● **Supplied entries**
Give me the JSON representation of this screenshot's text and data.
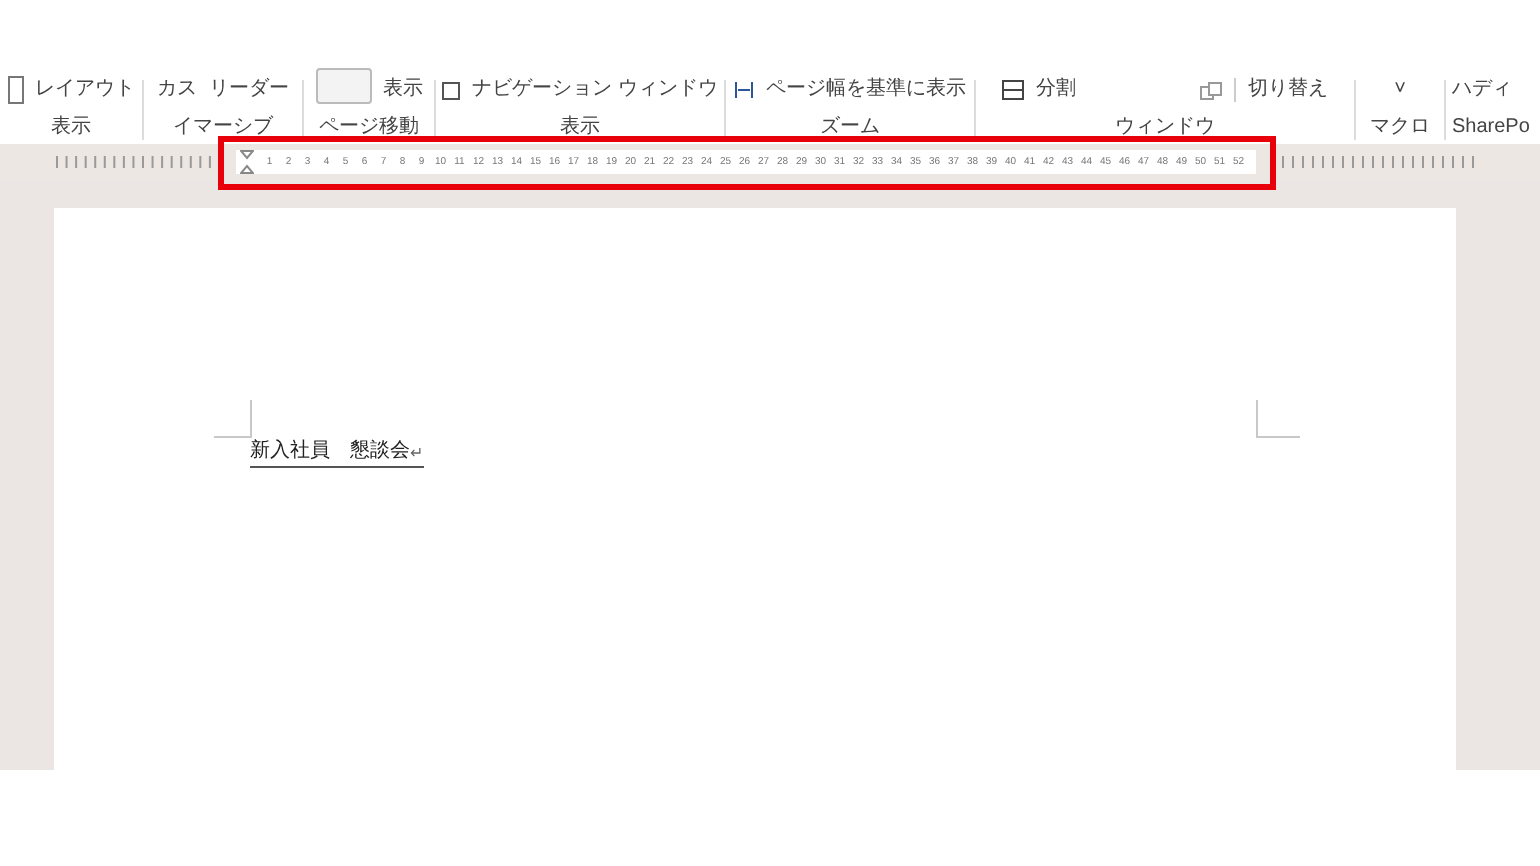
{
  "ribbon_groups": [
    {
      "items": [
        {
          "kind": "icon-label",
          "text": "レイアウト"
        }
      ],
      "label": "表示"
    },
    {
      "items": [
        {
          "kind": "text",
          "text": "カス"
        },
        {
          "kind": "text",
          "text": "リーダー"
        }
      ],
      "label": "イマーシブ"
    },
    {
      "items": [
        {
          "kind": "box"
        },
        {
          "kind": "text",
          "text": "表示"
        }
      ],
      "label": "ページ移動"
    },
    {
      "items": [
        {
          "kind": "checkbox",
          "text": "ナビゲーション ウィンドウ",
          "checked": false
        }
      ],
      "label": "表示"
    },
    {
      "items": [
        {
          "kind": "width-icon",
          "text": "ページ幅を基準に表示"
        }
      ],
      "label": "ズーム"
    },
    {
      "items": [
        {
          "kind": "split-icon",
          "text": "分割"
        },
        {
          "kind": "windows-icon"
        },
        {
          "kind": "dropdown",
          "text": "切り替え"
        }
      ],
      "label": "ウィンドウ"
    },
    {
      "items": [
        {
          "kind": "caret",
          "text": "˅"
        }
      ],
      "label": "マクロ"
    },
    {
      "items": [
        {
          "kind": "text",
          "text": "ハディ"
        }
      ],
      "label": "SharePo"
    }
  ],
  "ruler": {
    "numbers": [
      "1",
      "2",
      "3",
      "4",
      "5",
      "6",
      "7",
      "8",
      "9",
      "10",
      "11",
      "12",
      "13",
      "14",
      "15",
      "16",
      "17",
      "18",
      "19",
      "20",
      "21",
      "22",
      "23",
      "24",
      "25",
      "26",
      "27",
      "28",
      "29",
      "30",
      "31",
      "32",
      "33",
      "34",
      "35",
      "36",
      "37",
      "38",
      "39",
      "40",
      "41",
      "42",
      "43",
      "44",
      "45",
      "46",
      "47",
      "48",
      "49",
      "50",
      "51",
      "52"
    ]
  },
  "document": {
    "line": "新入社員　懇談会",
    "paragraph_mark": "↵"
  }
}
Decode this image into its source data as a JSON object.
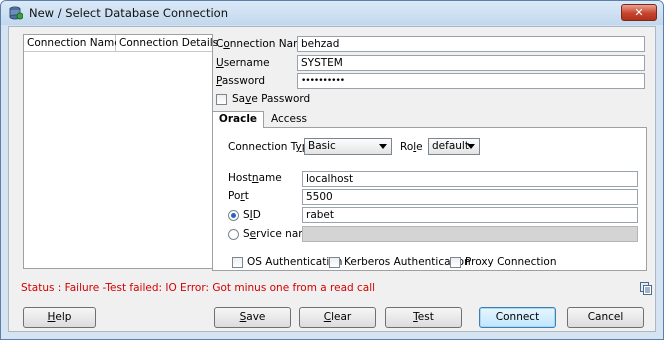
{
  "window": {
    "title": "New / Select Database Connection",
    "close_label": "✕"
  },
  "connections_table": {
    "columns": [
      "Connection Name",
      "Connection Details"
    ]
  },
  "form": {
    "connection_name": {
      "label_prefix": "C",
      "label_accel": "o",
      "label_rest": "nnection Name",
      "value": "behzad"
    },
    "username": {
      "label_accel": "U",
      "label_rest": "sername",
      "value": "SYSTEM"
    },
    "password": {
      "label_accel": "P",
      "label_rest": "assword",
      "value": "••••••••••"
    },
    "save_password": {
      "label_prefix": "Sa",
      "label_accel": "v",
      "label_rest": "e Password",
      "checked": false
    }
  },
  "tabs": [
    {
      "label": "Oracle",
      "selected": true
    },
    {
      "label": "Access",
      "selected": false
    }
  ],
  "oracle": {
    "connection_type": {
      "label_prefix": "Connection T",
      "label_accel": "y",
      "label_rest": "pe",
      "value": "Basic"
    },
    "role": {
      "label_prefix": "Ro",
      "label_accel": "l",
      "label_rest": "e",
      "value": "default"
    },
    "hostname": {
      "label_prefix": "Host",
      "label_accel": "n",
      "label_rest": "ame",
      "value": "localhost"
    },
    "port": {
      "label_prefix": "Po",
      "label_accel": "r",
      "label_rest": "t",
      "value": "5500"
    },
    "sid": {
      "label_prefix": "S",
      "label_accel": "I",
      "label_rest": "D",
      "value": "rabet",
      "selected": true
    },
    "service_name": {
      "label_prefix": "S",
      "label_accel": "e",
      "label_rest": "rvice name",
      "value": "",
      "selected": false
    },
    "os_auth": {
      "label": "OS Authentication",
      "checked": false
    },
    "kerberos_auth": {
      "label": "Kerberos Authentication",
      "checked": false
    },
    "proxy": {
      "label": "Proxy Connection",
      "checked": false
    }
  },
  "status_text": "Status : Failure -Test failed: IO Error: Got minus one from a read call",
  "buttons": {
    "help": {
      "accel": "H",
      "rest": "elp"
    },
    "save": {
      "accel": "S",
      "rest": "ave"
    },
    "clear": {
      "accel": "C",
      "rest": "lear"
    },
    "test": {
      "accel": "T",
      "rest": "est"
    },
    "connect": {
      "label": "Connect"
    },
    "cancel": {
      "label": "Cancel"
    }
  },
  "colors": {
    "status_error": "#d40000",
    "titlebar": "#c3d8ee",
    "close_button": "#c9442c"
  },
  "icons": {
    "app": "database-connection-icon",
    "close": "close-icon",
    "copy": "copy-icon"
  }
}
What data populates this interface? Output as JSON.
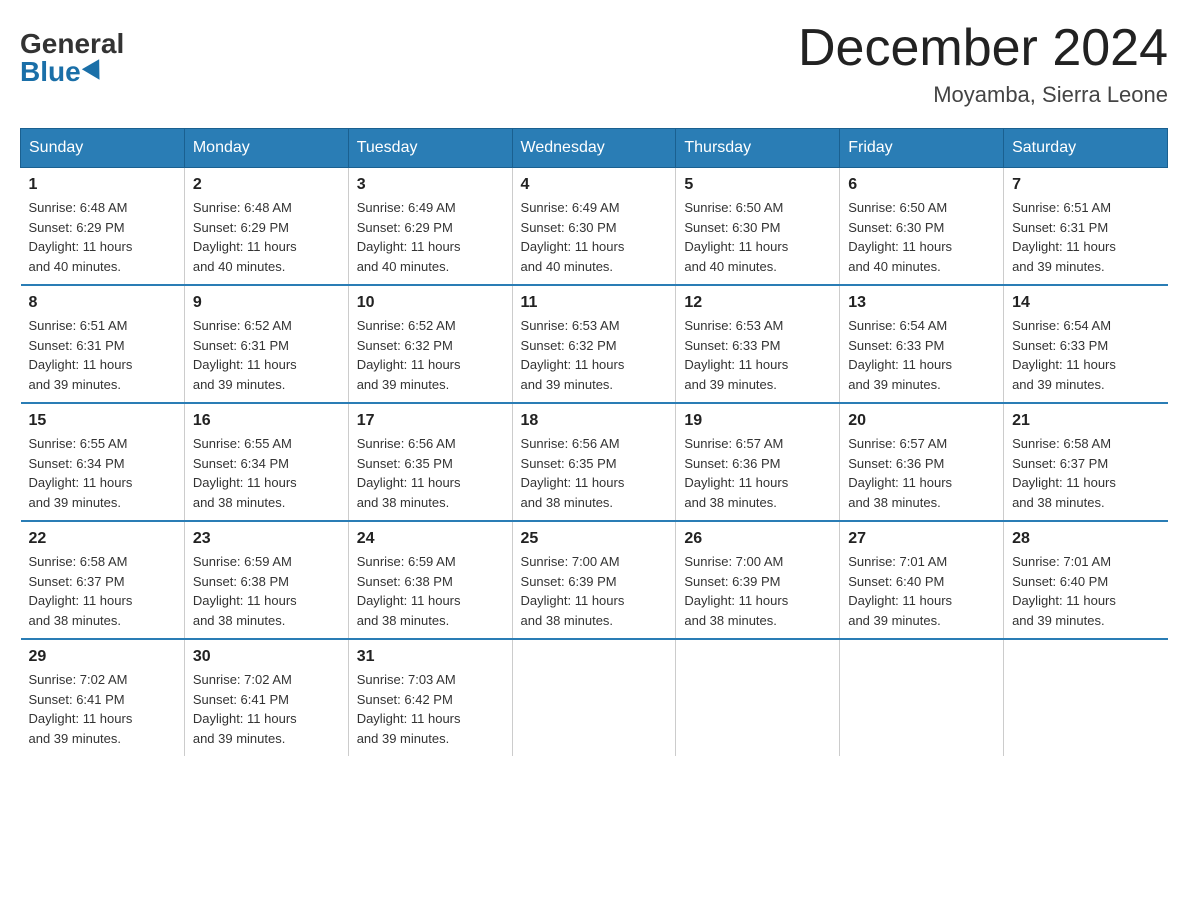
{
  "logo": {
    "general": "General",
    "blue": "Blue"
  },
  "title": "December 2024",
  "location": "Moyamba, Sierra Leone",
  "days_of_week": [
    "Sunday",
    "Monday",
    "Tuesday",
    "Wednesday",
    "Thursday",
    "Friday",
    "Saturday"
  ],
  "weeks": [
    [
      {
        "num": "1",
        "sunrise": "6:48 AM",
        "sunset": "6:29 PM",
        "daylight": "11 hours and 40 minutes."
      },
      {
        "num": "2",
        "sunrise": "6:48 AM",
        "sunset": "6:29 PM",
        "daylight": "11 hours and 40 minutes."
      },
      {
        "num": "3",
        "sunrise": "6:49 AM",
        "sunset": "6:29 PM",
        "daylight": "11 hours and 40 minutes."
      },
      {
        "num": "4",
        "sunrise": "6:49 AM",
        "sunset": "6:30 PM",
        "daylight": "11 hours and 40 minutes."
      },
      {
        "num": "5",
        "sunrise": "6:50 AM",
        "sunset": "6:30 PM",
        "daylight": "11 hours and 40 minutes."
      },
      {
        "num": "6",
        "sunrise": "6:50 AM",
        "sunset": "6:30 PM",
        "daylight": "11 hours and 40 minutes."
      },
      {
        "num": "7",
        "sunrise": "6:51 AM",
        "sunset": "6:31 PM",
        "daylight": "11 hours and 39 minutes."
      }
    ],
    [
      {
        "num": "8",
        "sunrise": "6:51 AM",
        "sunset": "6:31 PM",
        "daylight": "11 hours and 39 minutes."
      },
      {
        "num": "9",
        "sunrise": "6:52 AM",
        "sunset": "6:31 PM",
        "daylight": "11 hours and 39 minutes."
      },
      {
        "num": "10",
        "sunrise": "6:52 AM",
        "sunset": "6:32 PM",
        "daylight": "11 hours and 39 minutes."
      },
      {
        "num": "11",
        "sunrise": "6:53 AM",
        "sunset": "6:32 PM",
        "daylight": "11 hours and 39 minutes."
      },
      {
        "num": "12",
        "sunrise": "6:53 AM",
        "sunset": "6:33 PM",
        "daylight": "11 hours and 39 minutes."
      },
      {
        "num": "13",
        "sunrise": "6:54 AM",
        "sunset": "6:33 PM",
        "daylight": "11 hours and 39 minutes."
      },
      {
        "num": "14",
        "sunrise": "6:54 AM",
        "sunset": "6:33 PM",
        "daylight": "11 hours and 39 minutes."
      }
    ],
    [
      {
        "num": "15",
        "sunrise": "6:55 AM",
        "sunset": "6:34 PM",
        "daylight": "11 hours and 39 minutes."
      },
      {
        "num": "16",
        "sunrise": "6:55 AM",
        "sunset": "6:34 PM",
        "daylight": "11 hours and 38 minutes."
      },
      {
        "num": "17",
        "sunrise": "6:56 AM",
        "sunset": "6:35 PM",
        "daylight": "11 hours and 38 minutes."
      },
      {
        "num": "18",
        "sunrise": "6:56 AM",
        "sunset": "6:35 PM",
        "daylight": "11 hours and 38 minutes."
      },
      {
        "num": "19",
        "sunrise": "6:57 AM",
        "sunset": "6:36 PM",
        "daylight": "11 hours and 38 minutes."
      },
      {
        "num": "20",
        "sunrise": "6:57 AM",
        "sunset": "6:36 PM",
        "daylight": "11 hours and 38 minutes."
      },
      {
        "num": "21",
        "sunrise": "6:58 AM",
        "sunset": "6:37 PM",
        "daylight": "11 hours and 38 minutes."
      }
    ],
    [
      {
        "num": "22",
        "sunrise": "6:58 AM",
        "sunset": "6:37 PM",
        "daylight": "11 hours and 38 minutes."
      },
      {
        "num": "23",
        "sunrise": "6:59 AM",
        "sunset": "6:38 PM",
        "daylight": "11 hours and 38 minutes."
      },
      {
        "num": "24",
        "sunrise": "6:59 AM",
        "sunset": "6:38 PM",
        "daylight": "11 hours and 38 minutes."
      },
      {
        "num": "25",
        "sunrise": "7:00 AM",
        "sunset": "6:39 PM",
        "daylight": "11 hours and 38 minutes."
      },
      {
        "num": "26",
        "sunrise": "7:00 AM",
        "sunset": "6:39 PM",
        "daylight": "11 hours and 38 minutes."
      },
      {
        "num": "27",
        "sunrise": "7:01 AM",
        "sunset": "6:40 PM",
        "daylight": "11 hours and 39 minutes."
      },
      {
        "num": "28",
        "sunrise": "7:01 AM",
        "sunset": "6:40 PM",
        "daylight": "11 hours and 39 minutes."
      }
    ],
    [
      {
        "num": "29",
        "sunrise": "7:02 AM",
        "sunset": "6:41 PM",
        "daylight": "11 hours and 39 minutes."
      },
      {
        "num": "30",
        "sunrise": "7:02 AM",
        "sunset": "6:41 PM",
        "daylight": "11 hours and 39 minutes."
      },
      {
        "num": "31",
        "sunrise": "7:03 AM",
        "sunset": "6:42 PM",
        "daylight": "11 hours and 39 minutes."
      },
      null,
      null,
      null,
      null
    ]
  ],
  "labels": {
    "sunrise": "Sunrise:",
    "sunset": "Sunset:",
    "daylight": "Daylight:"
  }
}
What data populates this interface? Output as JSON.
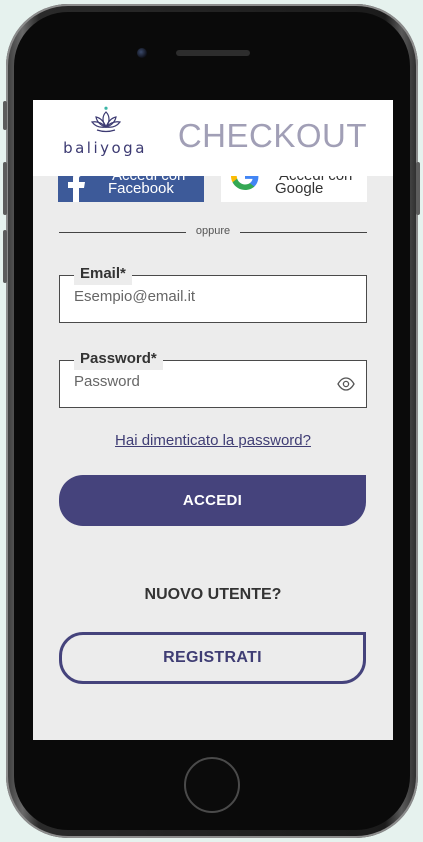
{
  "header": {
    "logo_text": "baliyoga",
    "title": "CHECKOUT"
  },
  "social": {
    "facebook_line1": "Accedi con",
    "facebook_line2": "Facebook",
    "google_line1": "Accedi con",
    "google_line2": "Google"
  },
  "divider_text": "oppure",
  "form": {
    "email_label": "Email*",
    "email_placeholder": "Esempio@email.it",
    "password_label": "Password*",
    "password_placeholder": "Password",
    "forgot_link": "Hai dimenticato la password?",
    "login_button": "ACCEDI"
  },
  "register": {
    "prompt": "NUOVO UTENTE?",
    "button": "REGISTRATI"
  },
  "icons": {
    "logo": "lotus-icon",
    "facebook": "facebook-icon",
    "google": "google-icon",
    "password_toggle": "eye-icon"
  },
  "colors": {
    "brand": "#45437c",
    "facebook": "#3d5a99",
    "title": "#a19fb6"
  }
}
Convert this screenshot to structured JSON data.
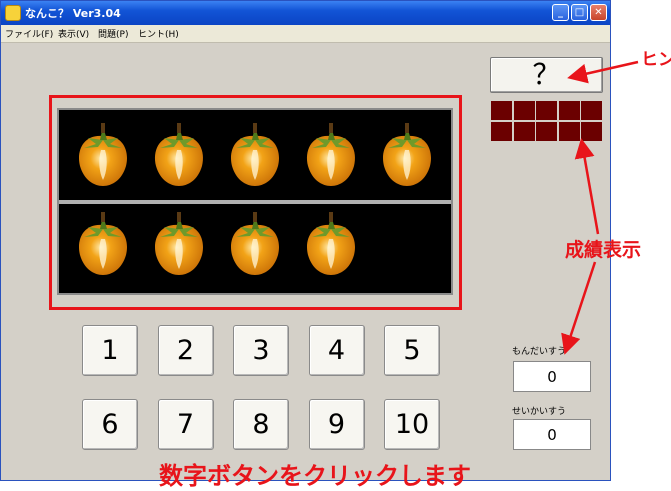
{
  "window": {
    "title": "なんこ？ Ver3.04",
    "controls": {
      "minimize": "_",
      "maximize": "□",
      "close": "✕"
    }
  },
  "menu": {
    "items": [
      {
        "label": "ファイル(F)"
      },
      {
        "label": "表示(V)"
      },
      {
        "label": "問題(P)"
      },
      {
        "label": "ヒント(H)"
      }
    ]
  },
  "display": {
    "icon": "persimmon-icon",
    "top_row_count": 5,
    "bottom_row_count": 4
  },
  "hint_button": {
    "label": "？"
  },
  "score_grid": {
    "rows": 2,
    "columns": 5,
    "color": "#6b0000"
  },
  "number_buttons": [
    "1",
    "2",
    "3",
    "4",
    "5",
    "6",
    "7",
    "8",
    "9",
    "10"
  ],
  "stats": {
    "problem_count_label": "もんだいすう",
    "problem_count": "0",
    "correct_count_label": "せいかいすう",
    "correct_count": "0"
  },
  "annotations": {
    "hint": "ヒント",
    "score_display": "成績表示",
    "number_buttons": "数字ボタンをクリックします",
    "color": "#e8141a"
  },
  "colors": {
    "titlebar": "#0b44c4",
    "window_bg": "#d4d0c8",
    "persimmon": "#f2a317",
    "leaf": "#6f9a2a"
  }
}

● **The task**
Tally up the lines in the records containing the word "JSON", then give the count and nothing else.

● **Result for this task**
5